→ List of tasks
- 1) Reproduce the passage on Classical music word for word, from "Composers of the" up to and including "the Classical sound.".
- 2) In the passage on Classical music, what did Classical composers strive to balance?

→ Extract to read
==========

Composers of the Classical Era based their music on what they knew: the common ideals found in many of the disciplines. In reality, they created a new kind of music, based primarily on a clear homophonic texture that stressed emotional restraint, perfection of form, and balance of quick-changing dynamics. The sound of Classical music can be described as having relatively uncomplicated, clear, singable melodies that are supported by chords. The orchestral sound is much heavier than the small Baroque orchestra, but the homophonic texture of Classical music is much “lighter” in feeling than the weighty polyphonic sounds of the Baroque. Classical composers strove to create a balance between emotion and intellect. Baroque music is much more intellectual than emotional and much more complicated than the Classical sound.

==========

→ Data supplied
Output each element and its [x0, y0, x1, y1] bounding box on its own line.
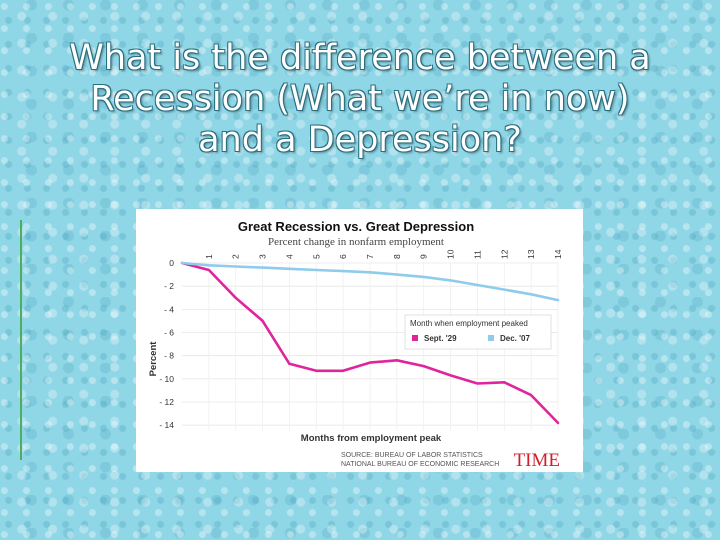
x-tick-label: 6: [338, 254, 348, 259]
y-tick-label: - 4: [164, 304, 174, 314]
x-axis-label: Months from employment peak: [301, 433, 442, 444]
y-axis-label: Percent: [148, 341, 159, 377]
x-axis-ticks: 1 2 3 4 5 6 7 8 9 10 11 12 13 14: [204, 249, 563, 259]
title-line-1: What is the difference between a: [69, 38, 651, 78]
y-axis-ticks: 0 - 2 - 4 - 6 - 8 - 10 - 12 - 14: [159, 258, 174, 430]
x-tick-label: 14: [553, 249, 563, 259]
legend-box: [404, 314, 552, 350]
source-line-1: SOURCE: BUREAU OF LABOR STATISTICS: [341, 452, 483, 459]
legend-label-2: Dec. '07: [500, 334, 530, 343]
x-tick-label: 2: [231, 254, 241, 259]
chart-image: Great Recession vs. Great Depression Per…: [136, 209, 583, 472]
x-tick-label: 10: [446, 249, 456, 259]
time-logo: TIME: [514, 450, 560, 471]
title-line-2: Recession (What we’re in now): [90, 79, 630, 119]
legend: Month when employment peaked Sept. '29 D…: [404, 314, 552, 350]
x-tick-label: 1: [204, 254, 214, 259]
legend-label-1: Sept. '29: [424, 334, 457, 343]
x-tick-label: 13: [526, 249, 536, 259]
x-tick-label: 12: [499, 249, 509, 259]
legend-title: Month when employment peaked: [410, 319, 528, 328]
chart-title: Great Recession vs. Great Depression: [238, 219, 474, 234]
x-tick-label: 8: [392, 254, 402, 259]
y-tick-label: - 2: [164, 281, 174, 291]
x-tick-label: 11: [472, 250, 482, 259]
x-tick-label: 3: [258, 254, 268, 259]
y-tick-label: - 8: [164, 351, 174, 361]
legend-swatch-2: [488, 335, 494, 341]
title-line-3: and a Depression?: [198, 120, 522, 160]
y-tick-label: - 12: [159, 397, 174, 407]
y-tick-label: - 10: [159, 374, 174, 384]
source-line-2: NATIONAL BUREAU OF ECONOMIC RESEARCH: [341, 461, 499, 468]
series-lines: [180, 261, 560, 425]
legend-swatch-1: [412, 335, 418, 341]
x-tick-label: 9: [419, 254, 429, 259]
y-tick-label: - 6: [164, 328, 174, 338]
x-tick-label: 7: [365, 254, 375, 259]
chart-subtitle: Percent change in nonfarm employment: [268, 236, 444, 248]
series-line-1: [180, 261, 560, 425]
slide-title: What is the difference between a Recessi…: [40, 38, 680, 161]
series-line-2: [180, 261, 560, 302]
line-chart: Great Recession vs. Great Depression Per…: [148, 219, 563, 471]
x-tick-label: 5: [311, 254, 321, 259]
x-tick-label: 4: [284, 254, 294, 259]
decorative-vertical-rule: [20, 220, 22, 460]
y-tick-label: - 14: [159, 420, 174, 430]
y-tick-label: 0: [169, 258, 174, 268]
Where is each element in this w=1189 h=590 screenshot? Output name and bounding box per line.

==========

→ Expected results
- 1)
Composers of the Classical Era based their music on what they knew: the common ideals found in many of the disciplines. In reality, they created a new kind of music, based primarily on a clear homophonic texture that stressed emotional restraint, perfection of form, and balance of quick-changing dynamics. The sound of Classical music can be described as having relatively uncomplicated, clear, singable melodies that are supported by chords. The orchestral sound is much heavier than the small Baroque orchestra, but the homophonic texture of Classical music is much “lighter” in feeling than the weighty polyphonic sounds of the Baroque. Classical composers strove to create a balance between emotion and intellect. Baroque music is much more intellectual than emotional and much more complicated than the Classical sound.

- 2) Emotion and intellect.